§ INSTRUCTION 1
Quote the stretch of the HDR rules passage from "(66) There are" through "under clause 66)".
§ INSTRUCTION 2
Answer these questions from the HDR rules passage.
(a) What is the maximum EFTSL for a student enrolled in a Doctoral Degree?
(b) What fixed duration is set for the MRes thesis?
(c) How soon after the release of results must an application form for amending an academic record due to enrolment error be lodged with the Graduate Research School?

§ SOURCE PASSAGE
____________________
EFTSL Limits for Course Completion

(61) A standard full-time study load is 1 EFTSL or 48cp per year. The minimum and maximum EFTSL limits for completion of HDR courses are listed below. Periods of approved leave of absence are not included as part of the total course duration for the purpose of Rules 31-38 inclusive. International students on student visas have specific study requirements as detailed in Rules 49-52.

(62) A student for a Master of Research Degree will be enrolled a minimum of 1.0 EFTSL and a maximum of 2 EFTSL. The MRes thesis is a fixed duration of 1.0 EFTSL.

(63) A student for a Master of Philosophy Degree will be enrolled for that degree for a minimum 1.0 EFTSL, and a maximum of 2.0 EFTSL.

(64) A student for a Doctoral Degree will be enrolled for that degree for a minimum of 1.5 EFTSL, and a maximum of 4.0 EFTSL.

(65) The minimum and maximum enrolment periods for HDR courses may be waived, by the delegated authority, in exceptional circumstances.

Top of Page

Section 4 - Amendment of Academic Record

Circumstances where Academic Record may be Amended

(66) There are four circumstances where a student’s academic record may be amended once results for a Thesis subject have been released, as follows:

  1. there has been an enrolment error (as determined under clause 66)
  2. a student has successfully applied under the Higher Degree Research (HDR) Student Academic Complaints Policy to have a mark or grade altered; or
  3. a student has been granted a late withdrawal without academic penalty by the delegated authority.

Amendment of Academic Record due to Enrolment Error

(67) A student may apply to have their academic record amended where the student has either:

  1. not attempted a subject for which they were formally enrolled as a result of an enrolment error; or
  2. attempted a subject for which they were not formally enrolled as a result of an enrolment error and need to be enrolled to have a grade declared.

(68) Applications must be made on the appropriate form, which must:

  1. be completed by the student,
  2. include appropriate details to support the application, and
  3. be lodged with the Graduate Research School no later than four weeks after the release of results.

Conferral of Awards

(69) A HDR award may be conferred upon a student who has complied with relevant parts of these Rules, is not indebted to the University, and has met the requirements for the HDR award as specified in the Course Handbook.
____________________
§ SUPPLIED DATA

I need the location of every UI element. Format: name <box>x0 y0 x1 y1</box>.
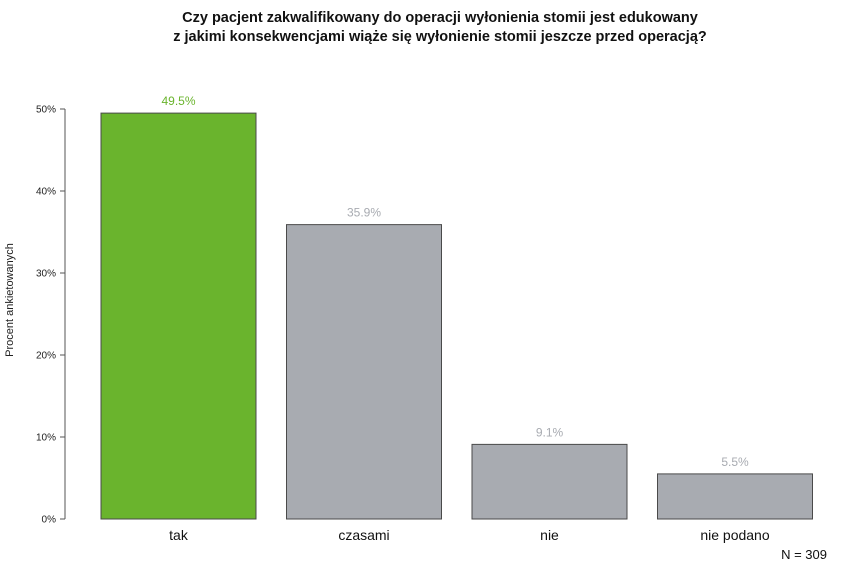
x-category-label: nie podano <box>700 527 770 543</box>
y-tick-label: 50% <box>36 105 56 116</box>
y-axis-label: Procent ankietowanych <box>4 243 16 357</box>
bar <box>286 224 442 520</box>
chart-title: Czy pacjent zakwalifikowany do operacji … <box>40 9 840 47</box>
bar-value-label: 5.5% <box>721 455 749 469</box>
bar <box>471 443 628 520</box>
x-category-label: czasami <box>338 527 389 543</box>
x-category-label: nie <box>540 527 559 543</box>
y-tick-label: 0% <box>42 515 57 526</box>
y-tick-label: 30% <box>36 269 56 280</box>
bar-value-label: 49.5% <box>161 94 195 108</box>
x-category-label: tak <box>169 527 189 543</box>
y-tick-label: 10% <box>36 433 56 444</box>
bar <box>100 112 257 520</box>
bar-value-label: 35.9% <box>347 206 381 220</box>
bar <box>657 473 813 520</box>
bar-value-label: 9.1% <box>536 425 564 439</box>
y-tick-label: 20% <box>36 351 56 362</box>
chart-title-line-2: z jakimi konsekwencjami wiąże się wyłoni… <box>173 29 707 45</box>
y-tick-label: 40% <box>36 187 56 198</box>
sample-size-note: N = 309 <box>781 547 827 562</box>
chart-title-line-1: Czy pacjent zakwalifikowany do operacji … <box>182 10 698 26</box>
____________________
§ WRITTEN SOLUTION 1
(66) There are four circumstances where a student’s academic record may be amended once results for a Thesis subject have been released, as follows:

  1. there has been an enrolment error (as determined under clause 66)

§ WRITTEN SOLUTION 2
(a) 4.0 EFTSL.
(b) 1.0 EFTSL.
(c) No later than four weeks after the release of results.